[Stored data entries]
++++

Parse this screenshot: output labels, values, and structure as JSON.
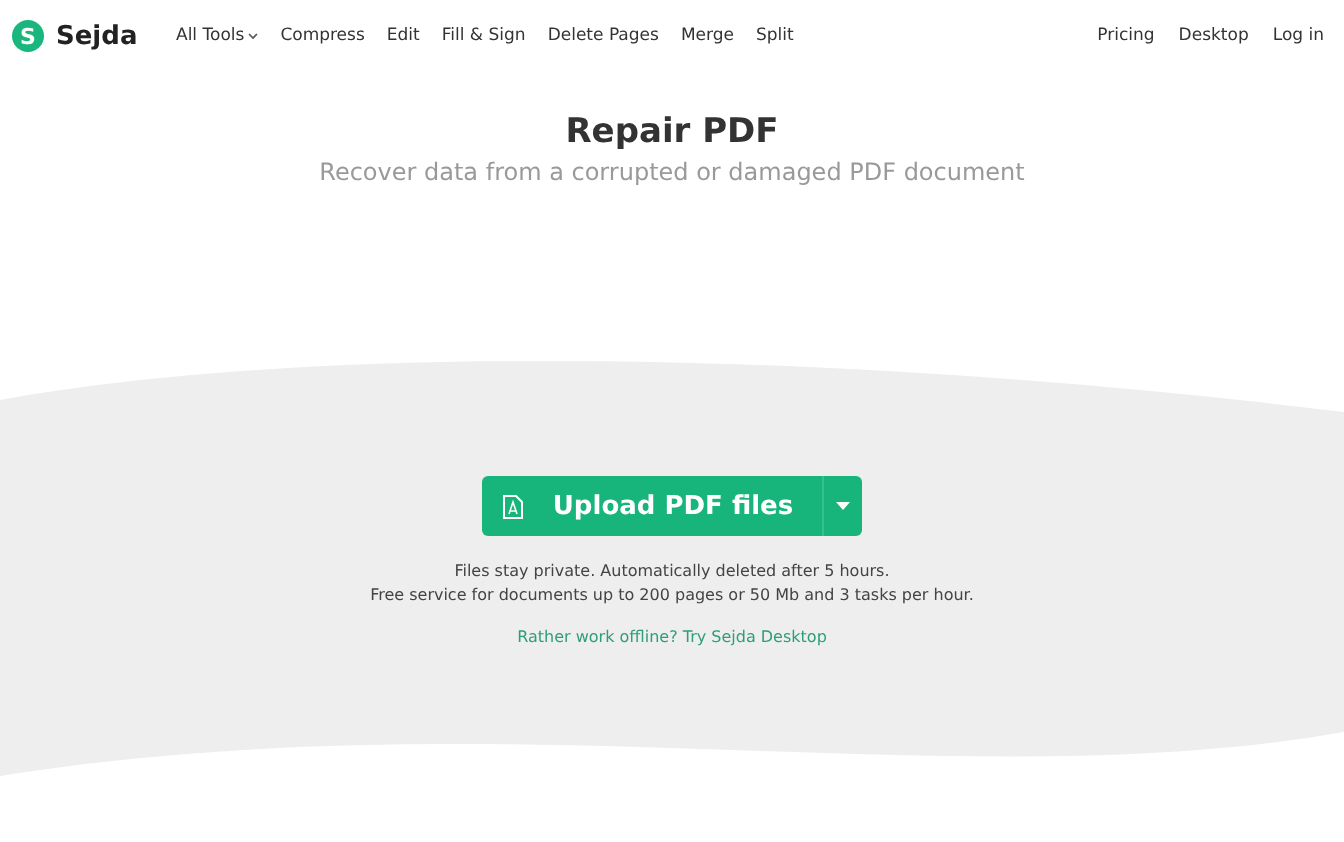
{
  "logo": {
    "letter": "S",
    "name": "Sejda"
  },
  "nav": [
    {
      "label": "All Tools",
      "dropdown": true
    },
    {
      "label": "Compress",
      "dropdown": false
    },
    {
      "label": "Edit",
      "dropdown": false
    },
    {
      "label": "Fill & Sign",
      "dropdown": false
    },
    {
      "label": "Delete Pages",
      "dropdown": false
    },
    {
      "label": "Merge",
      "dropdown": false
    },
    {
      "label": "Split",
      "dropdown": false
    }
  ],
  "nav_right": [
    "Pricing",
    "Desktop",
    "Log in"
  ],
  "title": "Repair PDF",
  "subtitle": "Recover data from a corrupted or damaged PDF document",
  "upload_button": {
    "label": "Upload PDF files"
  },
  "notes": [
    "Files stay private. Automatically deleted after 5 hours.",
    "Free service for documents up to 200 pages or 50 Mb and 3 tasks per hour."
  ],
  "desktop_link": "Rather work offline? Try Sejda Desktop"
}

++++

- **Exercise aim**: Return every line of the preceding records in which the word "Desktop" appears.

- **The solution**:
    "Desktop",
  "desktop_link": "Rather work offline? Try Sejda Desktop"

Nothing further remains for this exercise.